*Brief*:
Find every line of the listing below where "Jean" appears, and copy it.

[Part of a data file]
#####
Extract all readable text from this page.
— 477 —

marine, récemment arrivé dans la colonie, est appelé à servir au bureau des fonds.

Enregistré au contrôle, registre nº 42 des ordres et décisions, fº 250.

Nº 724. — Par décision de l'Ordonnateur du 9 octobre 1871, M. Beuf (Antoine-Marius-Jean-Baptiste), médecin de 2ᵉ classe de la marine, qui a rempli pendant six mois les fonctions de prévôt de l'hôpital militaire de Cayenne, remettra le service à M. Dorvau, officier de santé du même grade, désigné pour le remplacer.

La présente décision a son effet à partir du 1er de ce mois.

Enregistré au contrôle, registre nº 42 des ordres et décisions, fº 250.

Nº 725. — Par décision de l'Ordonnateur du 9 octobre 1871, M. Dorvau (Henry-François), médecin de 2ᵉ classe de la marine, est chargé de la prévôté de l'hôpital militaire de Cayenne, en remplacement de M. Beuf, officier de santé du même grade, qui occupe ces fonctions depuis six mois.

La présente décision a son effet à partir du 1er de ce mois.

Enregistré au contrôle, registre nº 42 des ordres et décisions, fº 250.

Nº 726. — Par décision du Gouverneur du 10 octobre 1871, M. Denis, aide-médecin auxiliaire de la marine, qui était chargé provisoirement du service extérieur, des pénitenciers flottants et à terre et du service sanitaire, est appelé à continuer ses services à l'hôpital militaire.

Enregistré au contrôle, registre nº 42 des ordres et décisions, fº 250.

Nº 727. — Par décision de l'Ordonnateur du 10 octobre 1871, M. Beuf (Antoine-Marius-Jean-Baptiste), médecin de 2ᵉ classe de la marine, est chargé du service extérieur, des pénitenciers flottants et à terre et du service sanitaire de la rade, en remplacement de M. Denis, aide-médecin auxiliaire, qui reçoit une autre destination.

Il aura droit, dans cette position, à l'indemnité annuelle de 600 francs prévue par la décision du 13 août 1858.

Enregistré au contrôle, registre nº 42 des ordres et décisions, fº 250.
#####
*Exercise result*:
Nº 724. — Par décision de l'Ordonnateur du 9 octobre 1871, M. Beuf (Antoine-Marius-Jean-Baptiste), médecin de 2ᵉ classe de la marine, qui a rempli pendant six mois les fonctions de prévôt de l'hôpital militaire de Cayenne, remettra le service à M. Dorvau, officier de santé du même grade, désigné pour le remplacer.
Nº 727. — Par décision de l'Ordonnateur du 10 octobre 1871, M. Beuf (Antoine-Marius-Jean-Baptiste), médecin de 2ᵉ classe de la marine, est chargé du service extérieur, des pénitenciers flottants et à terre et du service sanitaire de la rade, en remplacement de M. Denis, aide-médecin auxiliaire, qui reçoit une autre destination.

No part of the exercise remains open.